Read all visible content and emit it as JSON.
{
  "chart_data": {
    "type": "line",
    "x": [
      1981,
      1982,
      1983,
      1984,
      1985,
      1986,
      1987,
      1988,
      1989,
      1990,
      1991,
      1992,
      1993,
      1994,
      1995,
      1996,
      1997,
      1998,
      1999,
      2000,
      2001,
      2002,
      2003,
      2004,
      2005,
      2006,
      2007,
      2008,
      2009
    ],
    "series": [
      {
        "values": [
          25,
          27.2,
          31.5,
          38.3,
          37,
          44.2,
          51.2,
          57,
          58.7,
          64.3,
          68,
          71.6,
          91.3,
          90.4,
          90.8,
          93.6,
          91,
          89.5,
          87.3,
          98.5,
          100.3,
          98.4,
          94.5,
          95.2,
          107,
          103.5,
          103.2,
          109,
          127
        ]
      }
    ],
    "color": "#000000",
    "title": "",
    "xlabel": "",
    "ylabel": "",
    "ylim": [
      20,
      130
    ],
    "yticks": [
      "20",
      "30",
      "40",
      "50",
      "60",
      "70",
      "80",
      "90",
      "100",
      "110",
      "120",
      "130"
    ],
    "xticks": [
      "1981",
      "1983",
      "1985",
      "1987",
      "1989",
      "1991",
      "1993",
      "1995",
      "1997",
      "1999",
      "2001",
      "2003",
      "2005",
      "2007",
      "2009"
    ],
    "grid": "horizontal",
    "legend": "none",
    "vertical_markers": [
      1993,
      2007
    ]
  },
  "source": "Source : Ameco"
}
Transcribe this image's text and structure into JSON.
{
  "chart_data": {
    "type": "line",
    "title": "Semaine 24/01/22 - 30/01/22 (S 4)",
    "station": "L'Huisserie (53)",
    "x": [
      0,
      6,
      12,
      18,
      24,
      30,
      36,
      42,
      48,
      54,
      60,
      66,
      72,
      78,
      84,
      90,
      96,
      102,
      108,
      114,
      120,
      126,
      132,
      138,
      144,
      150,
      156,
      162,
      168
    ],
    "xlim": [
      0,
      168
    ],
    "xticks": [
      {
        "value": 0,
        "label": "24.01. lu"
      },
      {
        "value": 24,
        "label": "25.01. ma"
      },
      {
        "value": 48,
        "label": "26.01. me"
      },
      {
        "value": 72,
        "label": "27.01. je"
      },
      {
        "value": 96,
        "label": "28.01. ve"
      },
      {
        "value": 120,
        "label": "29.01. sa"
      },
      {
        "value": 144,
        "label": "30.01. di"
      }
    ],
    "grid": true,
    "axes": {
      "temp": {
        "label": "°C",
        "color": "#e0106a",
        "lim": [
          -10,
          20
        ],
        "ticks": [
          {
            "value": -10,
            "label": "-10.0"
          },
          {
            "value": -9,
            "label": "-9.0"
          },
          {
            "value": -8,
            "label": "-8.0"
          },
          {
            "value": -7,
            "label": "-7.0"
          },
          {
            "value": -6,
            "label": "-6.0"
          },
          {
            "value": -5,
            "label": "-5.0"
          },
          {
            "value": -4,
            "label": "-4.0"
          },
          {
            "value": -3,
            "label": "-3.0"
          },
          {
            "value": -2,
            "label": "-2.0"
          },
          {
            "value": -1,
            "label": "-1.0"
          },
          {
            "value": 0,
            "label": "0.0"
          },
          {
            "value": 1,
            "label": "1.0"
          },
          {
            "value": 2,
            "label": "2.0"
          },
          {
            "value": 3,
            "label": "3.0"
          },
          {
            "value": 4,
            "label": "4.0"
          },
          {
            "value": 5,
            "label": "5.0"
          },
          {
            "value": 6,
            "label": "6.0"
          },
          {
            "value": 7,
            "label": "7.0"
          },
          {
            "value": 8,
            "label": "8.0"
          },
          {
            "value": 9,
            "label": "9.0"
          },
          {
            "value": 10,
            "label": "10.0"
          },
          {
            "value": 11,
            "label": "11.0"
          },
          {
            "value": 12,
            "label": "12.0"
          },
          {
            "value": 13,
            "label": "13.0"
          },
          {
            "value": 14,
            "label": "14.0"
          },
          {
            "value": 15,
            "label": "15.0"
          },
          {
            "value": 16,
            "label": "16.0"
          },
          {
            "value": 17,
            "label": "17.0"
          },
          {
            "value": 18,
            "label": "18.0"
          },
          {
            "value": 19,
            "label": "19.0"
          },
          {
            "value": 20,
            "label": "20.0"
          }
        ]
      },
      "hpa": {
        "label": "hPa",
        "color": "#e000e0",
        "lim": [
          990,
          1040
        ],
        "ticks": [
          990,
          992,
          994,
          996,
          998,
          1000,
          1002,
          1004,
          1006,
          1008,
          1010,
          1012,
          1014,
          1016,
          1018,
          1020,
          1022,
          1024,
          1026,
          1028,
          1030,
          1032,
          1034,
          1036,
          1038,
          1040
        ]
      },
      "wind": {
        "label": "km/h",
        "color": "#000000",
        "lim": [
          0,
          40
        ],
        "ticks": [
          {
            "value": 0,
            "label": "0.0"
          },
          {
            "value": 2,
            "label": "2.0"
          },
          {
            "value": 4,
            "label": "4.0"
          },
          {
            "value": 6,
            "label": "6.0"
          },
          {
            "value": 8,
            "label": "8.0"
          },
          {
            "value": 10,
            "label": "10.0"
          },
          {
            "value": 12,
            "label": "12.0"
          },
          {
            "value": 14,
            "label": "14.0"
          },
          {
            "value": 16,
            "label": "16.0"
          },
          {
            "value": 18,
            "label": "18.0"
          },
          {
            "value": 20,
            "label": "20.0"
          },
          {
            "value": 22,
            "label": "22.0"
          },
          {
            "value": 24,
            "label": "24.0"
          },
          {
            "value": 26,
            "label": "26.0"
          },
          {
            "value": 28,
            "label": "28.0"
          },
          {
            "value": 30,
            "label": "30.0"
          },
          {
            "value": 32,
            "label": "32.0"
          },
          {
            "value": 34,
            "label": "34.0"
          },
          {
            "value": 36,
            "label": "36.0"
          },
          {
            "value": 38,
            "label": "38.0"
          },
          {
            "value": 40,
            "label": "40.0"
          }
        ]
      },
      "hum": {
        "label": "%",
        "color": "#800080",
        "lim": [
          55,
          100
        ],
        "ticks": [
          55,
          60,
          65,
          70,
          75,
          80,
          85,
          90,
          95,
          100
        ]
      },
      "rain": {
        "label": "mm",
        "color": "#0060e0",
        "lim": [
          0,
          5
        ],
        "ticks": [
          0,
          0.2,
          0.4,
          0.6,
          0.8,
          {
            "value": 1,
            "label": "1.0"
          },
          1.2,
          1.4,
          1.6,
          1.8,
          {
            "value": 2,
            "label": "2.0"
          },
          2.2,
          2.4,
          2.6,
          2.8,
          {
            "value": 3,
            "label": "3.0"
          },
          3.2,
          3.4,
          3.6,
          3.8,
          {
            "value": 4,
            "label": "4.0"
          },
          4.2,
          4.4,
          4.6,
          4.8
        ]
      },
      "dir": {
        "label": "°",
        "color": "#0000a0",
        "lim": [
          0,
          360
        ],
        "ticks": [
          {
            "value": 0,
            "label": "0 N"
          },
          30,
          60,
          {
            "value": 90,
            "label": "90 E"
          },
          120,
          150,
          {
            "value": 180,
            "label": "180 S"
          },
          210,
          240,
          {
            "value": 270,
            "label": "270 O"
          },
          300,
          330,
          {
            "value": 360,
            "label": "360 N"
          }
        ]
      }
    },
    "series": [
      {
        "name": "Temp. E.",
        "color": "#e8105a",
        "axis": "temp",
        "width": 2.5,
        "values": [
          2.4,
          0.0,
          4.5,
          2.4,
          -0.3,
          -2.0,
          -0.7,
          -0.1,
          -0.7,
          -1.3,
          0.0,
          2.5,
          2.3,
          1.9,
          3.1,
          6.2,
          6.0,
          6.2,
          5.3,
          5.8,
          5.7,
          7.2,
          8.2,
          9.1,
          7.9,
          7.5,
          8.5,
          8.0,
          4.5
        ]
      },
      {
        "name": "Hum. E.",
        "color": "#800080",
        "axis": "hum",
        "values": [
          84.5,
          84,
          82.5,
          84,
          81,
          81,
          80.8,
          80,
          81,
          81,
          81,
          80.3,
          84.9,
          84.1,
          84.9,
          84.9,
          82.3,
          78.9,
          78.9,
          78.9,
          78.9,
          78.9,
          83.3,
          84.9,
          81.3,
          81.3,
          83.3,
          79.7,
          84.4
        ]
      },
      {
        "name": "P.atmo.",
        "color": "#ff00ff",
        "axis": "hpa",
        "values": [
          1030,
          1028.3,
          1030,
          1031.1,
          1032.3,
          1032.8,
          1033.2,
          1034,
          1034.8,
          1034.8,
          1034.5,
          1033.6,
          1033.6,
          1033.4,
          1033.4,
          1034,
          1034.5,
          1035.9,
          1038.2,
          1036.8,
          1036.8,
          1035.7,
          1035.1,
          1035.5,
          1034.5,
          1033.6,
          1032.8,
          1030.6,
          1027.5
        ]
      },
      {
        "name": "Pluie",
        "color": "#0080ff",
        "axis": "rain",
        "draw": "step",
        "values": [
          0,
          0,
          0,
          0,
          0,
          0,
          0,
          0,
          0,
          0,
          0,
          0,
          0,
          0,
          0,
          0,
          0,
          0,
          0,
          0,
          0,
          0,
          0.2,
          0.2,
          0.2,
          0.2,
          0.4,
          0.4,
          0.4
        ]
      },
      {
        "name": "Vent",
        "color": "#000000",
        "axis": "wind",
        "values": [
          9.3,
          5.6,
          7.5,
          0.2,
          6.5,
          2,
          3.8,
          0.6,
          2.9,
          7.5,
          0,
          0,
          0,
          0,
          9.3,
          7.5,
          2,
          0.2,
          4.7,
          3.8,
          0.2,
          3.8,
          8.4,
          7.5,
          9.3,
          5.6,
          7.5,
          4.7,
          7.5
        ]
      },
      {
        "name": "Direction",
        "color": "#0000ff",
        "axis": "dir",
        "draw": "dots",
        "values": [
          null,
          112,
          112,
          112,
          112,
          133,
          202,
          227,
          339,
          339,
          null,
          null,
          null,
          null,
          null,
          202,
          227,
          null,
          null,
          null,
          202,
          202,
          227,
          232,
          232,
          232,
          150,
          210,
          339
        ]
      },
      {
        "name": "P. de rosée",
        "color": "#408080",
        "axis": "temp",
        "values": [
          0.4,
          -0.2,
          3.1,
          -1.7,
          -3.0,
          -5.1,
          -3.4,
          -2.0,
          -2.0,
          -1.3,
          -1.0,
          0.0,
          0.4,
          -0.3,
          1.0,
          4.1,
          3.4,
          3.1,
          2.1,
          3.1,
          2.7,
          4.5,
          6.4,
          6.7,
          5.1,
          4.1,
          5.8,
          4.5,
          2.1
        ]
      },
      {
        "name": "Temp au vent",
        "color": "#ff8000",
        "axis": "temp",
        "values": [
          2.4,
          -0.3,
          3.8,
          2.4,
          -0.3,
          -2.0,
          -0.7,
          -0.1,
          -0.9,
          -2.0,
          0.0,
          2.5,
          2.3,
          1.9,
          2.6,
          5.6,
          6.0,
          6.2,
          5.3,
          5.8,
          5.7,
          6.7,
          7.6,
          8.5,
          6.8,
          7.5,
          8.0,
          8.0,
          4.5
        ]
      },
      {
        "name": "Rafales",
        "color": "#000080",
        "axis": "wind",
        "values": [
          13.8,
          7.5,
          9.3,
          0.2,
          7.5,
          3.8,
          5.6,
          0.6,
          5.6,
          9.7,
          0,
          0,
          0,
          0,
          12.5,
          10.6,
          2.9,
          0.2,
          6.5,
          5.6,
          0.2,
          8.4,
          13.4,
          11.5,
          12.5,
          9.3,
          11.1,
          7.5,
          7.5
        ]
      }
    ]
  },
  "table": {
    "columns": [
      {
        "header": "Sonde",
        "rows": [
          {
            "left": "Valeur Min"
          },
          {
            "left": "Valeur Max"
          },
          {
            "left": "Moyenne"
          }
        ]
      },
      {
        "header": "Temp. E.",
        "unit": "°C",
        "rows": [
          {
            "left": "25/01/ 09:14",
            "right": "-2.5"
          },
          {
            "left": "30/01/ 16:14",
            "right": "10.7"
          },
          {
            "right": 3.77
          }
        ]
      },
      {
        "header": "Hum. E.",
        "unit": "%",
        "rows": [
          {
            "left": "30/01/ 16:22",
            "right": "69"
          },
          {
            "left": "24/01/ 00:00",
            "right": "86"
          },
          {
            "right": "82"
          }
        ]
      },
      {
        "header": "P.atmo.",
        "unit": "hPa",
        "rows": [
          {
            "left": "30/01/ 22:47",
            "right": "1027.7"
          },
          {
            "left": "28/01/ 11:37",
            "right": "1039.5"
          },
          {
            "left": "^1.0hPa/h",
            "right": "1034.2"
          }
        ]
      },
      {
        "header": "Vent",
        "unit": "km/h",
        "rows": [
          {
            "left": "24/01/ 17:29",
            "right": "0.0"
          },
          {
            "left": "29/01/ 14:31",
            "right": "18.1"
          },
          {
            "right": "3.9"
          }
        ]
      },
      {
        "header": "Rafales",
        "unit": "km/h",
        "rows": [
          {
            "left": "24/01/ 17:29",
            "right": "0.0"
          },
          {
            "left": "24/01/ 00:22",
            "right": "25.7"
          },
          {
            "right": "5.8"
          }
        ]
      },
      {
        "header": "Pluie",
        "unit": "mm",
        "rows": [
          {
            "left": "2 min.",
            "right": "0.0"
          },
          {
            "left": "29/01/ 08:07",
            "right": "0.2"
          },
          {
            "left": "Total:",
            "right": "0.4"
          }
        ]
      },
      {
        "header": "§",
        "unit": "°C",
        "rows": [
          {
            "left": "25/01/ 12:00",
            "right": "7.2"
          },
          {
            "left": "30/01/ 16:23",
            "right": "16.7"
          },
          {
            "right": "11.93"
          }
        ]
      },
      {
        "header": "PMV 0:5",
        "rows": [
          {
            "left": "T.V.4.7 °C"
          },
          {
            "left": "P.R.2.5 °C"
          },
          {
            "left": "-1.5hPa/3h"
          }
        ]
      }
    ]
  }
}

--- --- ---

## The exercise
Collect the lines that hold "JSON".

## Answer to the exercise
Read all visible content and emit it as JSON.
Transcribe this image's text and structure into JSON.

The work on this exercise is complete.